• **DIRECTIVE**: Give every entry again, word for word.

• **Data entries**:
════════════════
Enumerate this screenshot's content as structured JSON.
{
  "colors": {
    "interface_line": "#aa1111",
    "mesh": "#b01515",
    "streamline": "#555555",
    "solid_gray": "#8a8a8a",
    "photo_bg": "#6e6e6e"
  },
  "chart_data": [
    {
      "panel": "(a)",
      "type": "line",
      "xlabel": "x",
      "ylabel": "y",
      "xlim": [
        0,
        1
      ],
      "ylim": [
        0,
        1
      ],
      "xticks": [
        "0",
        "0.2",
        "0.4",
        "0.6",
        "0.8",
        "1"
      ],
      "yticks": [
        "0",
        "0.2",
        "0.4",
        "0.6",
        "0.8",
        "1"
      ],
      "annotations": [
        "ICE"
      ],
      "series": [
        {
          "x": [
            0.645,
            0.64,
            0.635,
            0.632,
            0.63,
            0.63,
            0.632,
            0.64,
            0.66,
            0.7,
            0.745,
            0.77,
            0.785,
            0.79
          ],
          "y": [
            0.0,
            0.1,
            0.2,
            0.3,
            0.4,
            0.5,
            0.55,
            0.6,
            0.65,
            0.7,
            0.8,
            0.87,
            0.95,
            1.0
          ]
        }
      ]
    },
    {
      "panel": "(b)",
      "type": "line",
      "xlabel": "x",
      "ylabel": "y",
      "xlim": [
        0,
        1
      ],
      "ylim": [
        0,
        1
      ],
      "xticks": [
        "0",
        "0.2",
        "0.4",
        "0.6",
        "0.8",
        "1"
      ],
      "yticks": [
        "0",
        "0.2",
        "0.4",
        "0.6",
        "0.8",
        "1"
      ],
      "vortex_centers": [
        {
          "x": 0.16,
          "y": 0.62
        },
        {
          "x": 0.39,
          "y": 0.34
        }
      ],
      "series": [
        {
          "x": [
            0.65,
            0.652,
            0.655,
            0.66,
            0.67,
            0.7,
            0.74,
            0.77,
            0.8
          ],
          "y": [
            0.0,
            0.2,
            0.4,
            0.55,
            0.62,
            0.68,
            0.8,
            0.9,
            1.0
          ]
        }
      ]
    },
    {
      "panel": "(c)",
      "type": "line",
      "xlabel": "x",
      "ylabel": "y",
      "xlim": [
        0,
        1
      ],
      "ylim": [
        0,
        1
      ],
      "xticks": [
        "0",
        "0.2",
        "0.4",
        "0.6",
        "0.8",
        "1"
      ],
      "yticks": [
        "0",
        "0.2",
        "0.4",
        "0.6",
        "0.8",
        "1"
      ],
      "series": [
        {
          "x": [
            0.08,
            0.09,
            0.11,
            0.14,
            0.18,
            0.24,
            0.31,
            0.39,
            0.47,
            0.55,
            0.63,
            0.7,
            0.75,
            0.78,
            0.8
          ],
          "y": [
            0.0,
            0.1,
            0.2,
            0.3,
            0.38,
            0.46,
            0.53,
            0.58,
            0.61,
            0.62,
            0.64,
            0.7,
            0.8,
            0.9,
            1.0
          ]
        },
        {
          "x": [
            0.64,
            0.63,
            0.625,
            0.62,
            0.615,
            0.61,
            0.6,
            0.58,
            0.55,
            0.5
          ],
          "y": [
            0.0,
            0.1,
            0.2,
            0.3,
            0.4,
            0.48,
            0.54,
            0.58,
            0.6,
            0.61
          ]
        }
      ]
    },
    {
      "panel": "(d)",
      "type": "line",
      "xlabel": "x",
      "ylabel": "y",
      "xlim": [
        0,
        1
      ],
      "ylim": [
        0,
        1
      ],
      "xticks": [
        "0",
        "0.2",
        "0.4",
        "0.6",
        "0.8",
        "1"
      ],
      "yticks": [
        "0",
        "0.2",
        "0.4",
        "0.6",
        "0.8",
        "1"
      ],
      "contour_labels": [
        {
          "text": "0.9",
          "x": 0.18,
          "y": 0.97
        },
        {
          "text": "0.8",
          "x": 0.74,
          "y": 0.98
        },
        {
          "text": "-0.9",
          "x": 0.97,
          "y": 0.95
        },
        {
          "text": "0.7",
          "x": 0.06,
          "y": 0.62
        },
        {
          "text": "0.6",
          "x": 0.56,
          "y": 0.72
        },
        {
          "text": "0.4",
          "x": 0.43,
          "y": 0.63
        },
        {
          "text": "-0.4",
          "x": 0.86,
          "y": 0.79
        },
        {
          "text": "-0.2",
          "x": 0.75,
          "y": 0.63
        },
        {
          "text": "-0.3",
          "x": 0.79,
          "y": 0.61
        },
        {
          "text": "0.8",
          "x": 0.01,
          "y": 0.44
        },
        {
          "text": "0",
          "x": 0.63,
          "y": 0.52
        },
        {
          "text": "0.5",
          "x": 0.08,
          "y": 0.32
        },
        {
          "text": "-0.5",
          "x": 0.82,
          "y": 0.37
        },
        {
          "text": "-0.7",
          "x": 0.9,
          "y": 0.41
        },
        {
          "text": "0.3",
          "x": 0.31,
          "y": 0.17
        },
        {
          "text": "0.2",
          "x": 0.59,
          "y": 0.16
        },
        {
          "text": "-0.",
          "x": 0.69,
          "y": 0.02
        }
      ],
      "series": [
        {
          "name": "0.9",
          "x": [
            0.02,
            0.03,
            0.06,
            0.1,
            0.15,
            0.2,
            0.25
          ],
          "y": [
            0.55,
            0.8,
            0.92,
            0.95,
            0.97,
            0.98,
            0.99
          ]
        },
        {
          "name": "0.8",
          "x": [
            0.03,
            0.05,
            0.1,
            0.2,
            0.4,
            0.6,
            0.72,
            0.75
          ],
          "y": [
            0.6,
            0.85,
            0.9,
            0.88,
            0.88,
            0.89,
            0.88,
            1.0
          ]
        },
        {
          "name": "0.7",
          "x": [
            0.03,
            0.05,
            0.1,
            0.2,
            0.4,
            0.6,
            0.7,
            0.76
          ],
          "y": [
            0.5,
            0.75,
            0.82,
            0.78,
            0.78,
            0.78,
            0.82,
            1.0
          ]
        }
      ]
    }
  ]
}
════════════════
• **EXERCISE RESULT**:
Enumerate this screenshot's content as structured JSON.
{
  "colors": {
    "interface_line": "#aa1111",
    "mesh": "#b01515",
    "streamline": "#555555",
    "solid_gray": "#8a8a8a",
    "photo_bg": "#6e6e6e"
  },
  "chart_data": [
    {
      "panel": "(a)",
      "type": "line",
      "xlabel": "x",
      "ylabel": "y",
      "xlim": [
        0,
        1
      ],
      "ylim": [
        0,
        1
      ],
      "xticks": [
        "0",
        "0.2",
        "0.4",
        "0.6",
        "0.8",
        "1"
      ],
      "yticks": [
        "0",
        "0.2",
        "0.4",
        "0.6",
        "0.8",
        "1"
      ],
      "annotations": [
        "ICE"
      ],
      "series": [
        {
          "x": [
            0.645,
            0.64,
            0.635,
            0.632,
            0.63,
            0.63,
            0.632,
            0.64,
            0.66,
            0.7,
            0.745,
            0.77,
            0.785,
            0.79
          ],
          "y": [
            0.0,
            0.1,
            0.2,
            0.3,
            0.4,
            0.5,
            0.55,
            0.6,
            0.65,
            0.7,
            0.8,
            0.87,
            0.95,
            1.0
          ]
        }
      ]
    },
    {
      "panel": "(b)",
      "type": "line",
      "xlabel": "x",
      "ylabel": "y",
      "xlim": [
        0,
        1
      ],
      "ylim": [
        0,
        1
      ],
      "xticks": [
        "0",
        "0.2",
        "0.4",
        "0.6",
        "0.8",
        "1"
      ],
      "yticks": [
        "0",
        "0.2",
        "0.4",
        "0.6",
        "0.8",
        "1"
      ],
      "vortex_centers": [
        {
          "x": 0.16,
          "y": 0.62
        },
        {
          "x": 0.39,
          "y": 0.34
        }
      ],
      "series": [
        {
          "x": [
            0.65,
            0.652,
            0.655,
            0.66,
            0.67,
            0.7,
            0.74,
            0.77,
            0.8
          ],
          "y": [
            0.0,
            0.2,
            0.4,
            0.55,
            0.62,
            0.68,
            0.8,
            0.9,
            1.0
          ]
        }
      ]
    },
    {
      "panel": "(c)",
      "type": "line",
      "xlabel": "x",
      "ylabel": "y",
      "xlim": [
        0,
        1
      ],
      "ylim": [
        0,
        1
      ],
      "xticks": [
        "0",
        "0.2",
        "0.4",
        "0.6",
        "0.8",
        "1"
      ],
      "yticks": [
        "0",
        "0.2",
        "0.4",
        "0.6",
        "0.8",
        "1"
      ],
      "series": [
        {
          "x": [
            0.08,
            0.09,
            0.11,
            0.14,
            0.18,
            0.24,
            0.31,
            0.39,
            0.47,
            0.55,
            0.63,
            0.7,
            0.75,
            0.78,
            0.8
          ],
          "y": [
            0.0,
            0.1,
            0.2,
            0.3,
            0.38,
            0.46,
            0.53,
            0.58,
            0.61,
            0.62,
            0.64,
            0.7,
            0.8,
            0.9,
            1.0
          ]
        },
        {
          "x": [
            0.64,
            0.63,
            0.625,
            0.62,
            0.615,
            0.61,
            0.6,
            0.58,
            0.55,
            0.5
          ],
          "y": [
            0.0,
            0.1,
            0.2,
            0.3,
            0.4,
            0.48,
            0.54,
            0.58,
            0.6,
            0.61
          ]
        }
      ]
    },
    {
      "panel": "(d)",
      "type": "line",
      "xlabel": "x",
      "ylabel": "y",
      "xlim": [
        0,
        1
      ],
      "ylim": [
        0,
        1
      ],
      "xticks": [
        "0",
        "0.2",
        "0.4",
        "0.6",
        "0.8",
        "1"
      ],
      "yticks": [
        "0",
        "0.2",
        "0.4",
        "0.6",
        "0.8",
        "1"
      ],
      "contour_labels": [
        {
          "text": "0.9",
          "x": 0.18,
          "y": 0.97
        },
        {
          "text": "0.8",
          "x": 0.74,
          "y": 0.98
        },
        {
          "text": "-0.9",
          "x": 0.97,
          "y": 0.95
        },
        {
          "text": "0.7",
          "x": 0.06,
          "y": 0.62
        },
        {
          "text": "0.6",
          "x": 0.56,
          "y": 0.72
        },
        {
          "text": "0.4",
          "x": 0.43,
          "y": 0.63
        },
        {
          "text": "-0.4",
          "x": 0.86,
          "y": 0.79
        },
        {
          "text": "-0.2",
          "x": 0.75,
          "y": 0.63
        },
        {
          "text": "-0.3",
          "x": 0.79,
          "y": 0.61
        },
        {
          "text": "0.8",
          "x": 0.01,
          "y": 0.44
        },
        {
          "text": "0",
          "x": 0.63,
          "y": 0.52
        },
        {
          "text": "0.5",
          "x": 0.08,
          "y": 0.32
        },
        {
          "text": "-0.5",
          "x": 0.82,
          "y": 0.37
        },
        {
          "text": "-0.7",
          "x": 0.9,
          "y": 0.41
        },
        {
          "text": "0.3",
          "x": 0.31,
          "y": 0.17
        },
        {
          "text": "0.2",
          "x": 0.59,
          "y": 0.16
        },
        {
          "text": "-0.",
          "x": 0.69,
          "y": 0.02
        }
      ],
      "series": [
        {
          "name": "0.9",
          "x": [
            0.02,
            0.03,
            0.06,
            0.1,
            0.15,
            0.2,
            0.25
          ],
          "y": [
            0.55,
            0.8,
            0.92,
            0.95,
            0.97,
            0.98,
            0.99
          ]
        },
        {
          "name": "0.8",
          "x": [
            0.03,
            0.05,
            0.1,
            0.2,
            0.4,
            0.6,
            0.72,
            0.75
          ],
          "y": [
            0.6,
            0.85,
            0.9,
            0.88,
            0.88,
            0.89,
            0.88,
            1.0
          ]
        },
        {
          "name": "0.7",
          "x": [
            0.03,
            0.05,
            0.1,
            0.2,
            0.4,
            0.6,
            0.7,
            0.76
          ],
          "y": [
            0.5,
            0.75,
            0.82,
            0.78,
            0.78,
            0.78,
            0.82,
            1.0
          ]
        }
      ]
    }
  ]
}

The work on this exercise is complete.